WHAT YOU HAVE TO DO: Scan the entries below. List each line with "saber".

## start MATERIAL FOR THIS EXERCISE

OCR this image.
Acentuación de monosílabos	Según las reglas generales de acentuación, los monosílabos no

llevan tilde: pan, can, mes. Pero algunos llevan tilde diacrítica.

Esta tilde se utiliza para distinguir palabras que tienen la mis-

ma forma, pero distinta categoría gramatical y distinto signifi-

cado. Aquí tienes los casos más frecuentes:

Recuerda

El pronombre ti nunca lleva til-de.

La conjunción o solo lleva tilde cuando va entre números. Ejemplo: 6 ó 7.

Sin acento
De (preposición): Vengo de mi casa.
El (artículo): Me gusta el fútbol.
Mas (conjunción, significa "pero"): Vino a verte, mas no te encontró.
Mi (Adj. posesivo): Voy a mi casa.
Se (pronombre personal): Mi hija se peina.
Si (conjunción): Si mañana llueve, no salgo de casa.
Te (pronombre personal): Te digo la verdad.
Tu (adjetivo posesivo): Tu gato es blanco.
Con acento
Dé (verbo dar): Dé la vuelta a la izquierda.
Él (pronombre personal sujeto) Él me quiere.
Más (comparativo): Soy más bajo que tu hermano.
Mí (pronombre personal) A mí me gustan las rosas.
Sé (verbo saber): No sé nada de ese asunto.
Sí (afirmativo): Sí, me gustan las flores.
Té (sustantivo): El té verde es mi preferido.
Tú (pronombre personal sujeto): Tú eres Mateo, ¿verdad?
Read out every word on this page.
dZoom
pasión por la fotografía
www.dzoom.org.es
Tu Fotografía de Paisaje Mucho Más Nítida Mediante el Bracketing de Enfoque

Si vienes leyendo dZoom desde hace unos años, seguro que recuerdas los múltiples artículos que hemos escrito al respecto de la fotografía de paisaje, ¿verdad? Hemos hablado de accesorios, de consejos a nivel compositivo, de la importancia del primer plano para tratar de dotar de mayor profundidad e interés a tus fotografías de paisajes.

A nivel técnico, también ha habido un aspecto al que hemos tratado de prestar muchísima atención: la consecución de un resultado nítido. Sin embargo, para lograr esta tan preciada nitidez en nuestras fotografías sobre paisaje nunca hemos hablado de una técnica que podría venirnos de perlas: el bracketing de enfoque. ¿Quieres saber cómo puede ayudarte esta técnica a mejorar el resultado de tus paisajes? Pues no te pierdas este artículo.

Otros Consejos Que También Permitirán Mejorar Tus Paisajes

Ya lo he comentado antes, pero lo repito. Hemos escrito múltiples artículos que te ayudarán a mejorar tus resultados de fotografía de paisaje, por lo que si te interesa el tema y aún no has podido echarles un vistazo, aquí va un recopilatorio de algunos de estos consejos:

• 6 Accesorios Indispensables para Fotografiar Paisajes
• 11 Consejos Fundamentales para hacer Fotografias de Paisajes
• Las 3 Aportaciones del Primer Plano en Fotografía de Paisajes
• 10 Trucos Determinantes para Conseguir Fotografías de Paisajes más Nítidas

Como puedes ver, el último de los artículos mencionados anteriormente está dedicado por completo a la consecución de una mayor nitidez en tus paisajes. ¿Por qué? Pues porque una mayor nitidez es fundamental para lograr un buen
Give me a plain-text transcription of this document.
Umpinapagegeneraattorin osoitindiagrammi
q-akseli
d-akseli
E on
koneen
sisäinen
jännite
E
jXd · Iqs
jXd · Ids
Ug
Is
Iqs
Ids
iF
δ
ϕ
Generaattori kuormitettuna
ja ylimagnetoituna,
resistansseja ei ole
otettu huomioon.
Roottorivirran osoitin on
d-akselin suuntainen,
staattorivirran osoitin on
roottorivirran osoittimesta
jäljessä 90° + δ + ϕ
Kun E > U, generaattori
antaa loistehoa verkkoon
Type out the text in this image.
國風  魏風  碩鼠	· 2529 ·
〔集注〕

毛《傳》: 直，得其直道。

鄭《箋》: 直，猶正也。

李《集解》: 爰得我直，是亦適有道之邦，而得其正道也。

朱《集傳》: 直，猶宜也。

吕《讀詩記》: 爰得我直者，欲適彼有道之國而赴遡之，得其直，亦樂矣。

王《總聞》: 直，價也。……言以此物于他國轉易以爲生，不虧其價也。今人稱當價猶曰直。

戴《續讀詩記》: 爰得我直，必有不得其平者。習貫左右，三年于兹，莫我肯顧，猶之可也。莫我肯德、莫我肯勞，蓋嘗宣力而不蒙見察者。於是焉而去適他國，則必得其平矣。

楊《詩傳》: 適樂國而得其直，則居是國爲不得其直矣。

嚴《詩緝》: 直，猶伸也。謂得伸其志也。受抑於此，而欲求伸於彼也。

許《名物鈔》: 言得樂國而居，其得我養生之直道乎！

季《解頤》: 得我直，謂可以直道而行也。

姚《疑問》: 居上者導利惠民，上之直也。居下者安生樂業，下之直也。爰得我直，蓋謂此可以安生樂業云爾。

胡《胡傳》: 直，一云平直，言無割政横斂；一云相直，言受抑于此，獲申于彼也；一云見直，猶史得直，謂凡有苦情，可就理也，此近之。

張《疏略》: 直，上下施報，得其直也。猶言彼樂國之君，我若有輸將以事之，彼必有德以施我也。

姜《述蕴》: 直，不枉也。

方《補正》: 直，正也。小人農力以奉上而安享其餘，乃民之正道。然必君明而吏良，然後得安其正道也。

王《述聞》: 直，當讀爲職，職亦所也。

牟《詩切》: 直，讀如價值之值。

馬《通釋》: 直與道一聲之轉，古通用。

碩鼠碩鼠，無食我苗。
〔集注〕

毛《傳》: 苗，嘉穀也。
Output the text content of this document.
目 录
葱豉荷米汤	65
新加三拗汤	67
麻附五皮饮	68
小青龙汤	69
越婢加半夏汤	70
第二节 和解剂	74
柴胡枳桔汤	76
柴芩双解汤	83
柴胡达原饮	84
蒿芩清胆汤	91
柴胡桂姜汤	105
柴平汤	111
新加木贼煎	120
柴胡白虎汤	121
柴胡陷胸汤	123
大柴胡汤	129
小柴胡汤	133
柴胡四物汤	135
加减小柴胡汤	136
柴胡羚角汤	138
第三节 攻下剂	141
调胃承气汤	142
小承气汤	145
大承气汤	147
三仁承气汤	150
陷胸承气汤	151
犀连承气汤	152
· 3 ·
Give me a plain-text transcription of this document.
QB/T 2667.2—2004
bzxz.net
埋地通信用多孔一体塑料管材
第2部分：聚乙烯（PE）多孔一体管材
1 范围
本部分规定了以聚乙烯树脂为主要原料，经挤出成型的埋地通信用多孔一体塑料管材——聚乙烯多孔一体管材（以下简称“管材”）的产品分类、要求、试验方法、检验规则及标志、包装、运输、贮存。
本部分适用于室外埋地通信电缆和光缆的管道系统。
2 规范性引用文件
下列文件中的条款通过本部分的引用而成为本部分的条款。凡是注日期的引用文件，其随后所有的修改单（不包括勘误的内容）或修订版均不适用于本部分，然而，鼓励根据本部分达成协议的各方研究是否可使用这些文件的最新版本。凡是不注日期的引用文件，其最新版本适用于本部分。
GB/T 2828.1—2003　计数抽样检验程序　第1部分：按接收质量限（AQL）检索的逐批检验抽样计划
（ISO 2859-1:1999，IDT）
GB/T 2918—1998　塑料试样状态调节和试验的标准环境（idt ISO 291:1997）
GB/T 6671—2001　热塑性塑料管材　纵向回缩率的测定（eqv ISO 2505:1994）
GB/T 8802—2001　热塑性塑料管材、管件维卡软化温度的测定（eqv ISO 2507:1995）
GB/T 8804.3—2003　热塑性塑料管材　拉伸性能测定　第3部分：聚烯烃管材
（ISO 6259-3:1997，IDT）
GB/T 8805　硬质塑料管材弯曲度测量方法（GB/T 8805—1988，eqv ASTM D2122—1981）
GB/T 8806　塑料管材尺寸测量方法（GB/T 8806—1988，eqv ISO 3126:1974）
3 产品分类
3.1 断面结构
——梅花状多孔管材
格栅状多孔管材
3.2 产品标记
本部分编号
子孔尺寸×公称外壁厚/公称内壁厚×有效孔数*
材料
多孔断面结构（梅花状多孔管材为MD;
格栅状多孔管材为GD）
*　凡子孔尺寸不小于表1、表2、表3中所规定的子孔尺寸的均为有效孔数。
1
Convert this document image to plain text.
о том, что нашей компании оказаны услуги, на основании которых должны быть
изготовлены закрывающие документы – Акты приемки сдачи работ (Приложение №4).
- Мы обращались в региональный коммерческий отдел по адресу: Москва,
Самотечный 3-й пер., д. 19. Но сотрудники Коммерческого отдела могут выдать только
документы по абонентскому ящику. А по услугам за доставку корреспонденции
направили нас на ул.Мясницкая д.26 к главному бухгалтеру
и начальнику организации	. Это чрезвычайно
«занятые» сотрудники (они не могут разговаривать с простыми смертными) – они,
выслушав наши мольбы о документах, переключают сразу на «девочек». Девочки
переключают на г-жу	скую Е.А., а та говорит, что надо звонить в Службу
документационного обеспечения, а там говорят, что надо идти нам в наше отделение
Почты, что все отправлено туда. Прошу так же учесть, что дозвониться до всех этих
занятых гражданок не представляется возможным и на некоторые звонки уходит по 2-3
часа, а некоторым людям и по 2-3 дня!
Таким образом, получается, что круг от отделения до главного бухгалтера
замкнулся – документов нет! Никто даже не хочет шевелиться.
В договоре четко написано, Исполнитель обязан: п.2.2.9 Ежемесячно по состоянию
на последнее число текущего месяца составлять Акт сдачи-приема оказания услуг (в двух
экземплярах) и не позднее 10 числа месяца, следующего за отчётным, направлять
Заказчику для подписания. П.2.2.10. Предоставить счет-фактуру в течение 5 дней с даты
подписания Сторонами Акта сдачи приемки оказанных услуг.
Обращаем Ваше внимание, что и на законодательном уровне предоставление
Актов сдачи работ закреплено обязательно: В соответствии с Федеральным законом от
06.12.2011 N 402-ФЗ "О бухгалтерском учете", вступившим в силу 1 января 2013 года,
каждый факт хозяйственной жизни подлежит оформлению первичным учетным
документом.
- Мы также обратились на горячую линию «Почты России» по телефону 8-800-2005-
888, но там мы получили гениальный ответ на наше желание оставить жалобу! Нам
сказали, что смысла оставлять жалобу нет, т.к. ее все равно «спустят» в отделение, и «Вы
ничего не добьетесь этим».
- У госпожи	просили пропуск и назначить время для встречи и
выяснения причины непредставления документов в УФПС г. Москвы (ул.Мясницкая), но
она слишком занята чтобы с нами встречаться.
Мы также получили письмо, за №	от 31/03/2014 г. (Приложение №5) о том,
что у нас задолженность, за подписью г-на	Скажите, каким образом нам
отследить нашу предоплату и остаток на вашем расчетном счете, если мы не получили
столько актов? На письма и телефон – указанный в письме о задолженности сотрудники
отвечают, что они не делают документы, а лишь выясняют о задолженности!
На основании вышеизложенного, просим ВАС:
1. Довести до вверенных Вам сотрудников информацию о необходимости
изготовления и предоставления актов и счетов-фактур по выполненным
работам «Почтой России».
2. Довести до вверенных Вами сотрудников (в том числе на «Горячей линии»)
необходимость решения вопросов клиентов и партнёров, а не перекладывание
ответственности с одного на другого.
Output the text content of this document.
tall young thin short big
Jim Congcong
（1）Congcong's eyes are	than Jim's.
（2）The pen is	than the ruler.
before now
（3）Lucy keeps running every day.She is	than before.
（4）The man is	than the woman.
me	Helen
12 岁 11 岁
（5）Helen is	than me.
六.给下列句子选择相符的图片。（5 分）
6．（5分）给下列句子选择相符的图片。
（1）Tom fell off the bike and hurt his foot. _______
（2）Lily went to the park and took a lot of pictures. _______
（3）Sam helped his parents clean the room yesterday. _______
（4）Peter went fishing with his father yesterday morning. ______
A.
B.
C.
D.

## end MATERIAL FOR THIS EXERCISE

ANSWER TO THIS EXERCISE:
Sé (verbo saber): No sé nada de ese asunto.
A nivel técnico, también ha habido un aspecto al que hemos tratado de prestar muchísima atención: la consecución de un resultado nítido. Sin embargo, para lograr esta tan preciada nitidez en nuestras fotografías sobre paisaje nunca hemos hablado de una técnica que podría venirnos de perlas: el bracketing de enfoque. ¿Quieres saber cómo puede ayudarte esta técnica a mejorar el resultado de tus paisajes? Pues no te pierdas este artículo.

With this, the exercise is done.